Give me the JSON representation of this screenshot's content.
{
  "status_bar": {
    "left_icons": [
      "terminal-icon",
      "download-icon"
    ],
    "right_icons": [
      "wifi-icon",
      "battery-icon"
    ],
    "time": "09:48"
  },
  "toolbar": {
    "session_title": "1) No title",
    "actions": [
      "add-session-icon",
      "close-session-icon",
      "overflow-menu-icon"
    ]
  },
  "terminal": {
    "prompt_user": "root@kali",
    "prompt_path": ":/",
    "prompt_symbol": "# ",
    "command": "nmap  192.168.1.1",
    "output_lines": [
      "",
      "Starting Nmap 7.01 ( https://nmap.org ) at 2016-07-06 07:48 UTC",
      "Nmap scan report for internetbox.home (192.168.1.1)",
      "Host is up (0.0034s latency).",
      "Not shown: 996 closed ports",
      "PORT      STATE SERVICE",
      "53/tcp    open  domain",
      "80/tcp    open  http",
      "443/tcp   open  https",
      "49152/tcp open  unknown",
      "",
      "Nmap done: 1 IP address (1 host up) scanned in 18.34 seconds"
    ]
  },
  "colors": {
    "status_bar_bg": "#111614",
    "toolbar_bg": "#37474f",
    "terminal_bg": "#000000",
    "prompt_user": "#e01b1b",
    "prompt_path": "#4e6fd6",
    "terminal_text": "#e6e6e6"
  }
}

****************

→ **Instructions for the task**:
Every entry must be retyped in full, exactly as given.

→ **Written response**:
Give me the JSON representation of this screenshot's content.
{
  "status_bar": {
    "left_icons": [
      "terminal-icon",
      "download-icon"
    ],
    "right_icons": [
      "wifi-icon",
      "battery-icon"
    ],
    "time": "09:48"
  },
  "toolbar": {
    "session_title": "1) No title",
    "actions": [
      "add-session-icon",
      "close-session-icon",
      "overflow-menu-icon"
    ]
  },
  "terminal": {
    "prompt_user": "root@kali",
    "prompt_path": ":/",
    "prompt_symbol": "# ",
    "command": "nmap  192.168.1.1",
    "output_lines": [
      "",
      "Starting Nmap 7.01 ( https://nmap.org ) at 2016-07-06 07:48 UTC",
      "Nmap scan report for internetbox.home (192.168.1.1)",
      "Host is up (0.0034s latency).",
      "Not shown: 996 closed ports",
      "PORT      STATE SERVICE",
      "53/tcp    open  domain",
      "80/tcp    open  http",
      "443/tcp   open  https",
      "49152/tcp open  unknown",
      "",
      "Nmap done: 1 IP address (1 host up) scanned in 18.34 seconds"
    ]
  },
  "colors": {
    "status_bar_bg": "#111614",
    "toolbar_bg": "#37474f",
    "terminal_bg": "#000000",
    "prompt_user": "#e01b1b",
    "prompt_path": "#4e6fd6",
    "terminal_text": "#e6e6e6"
  }
}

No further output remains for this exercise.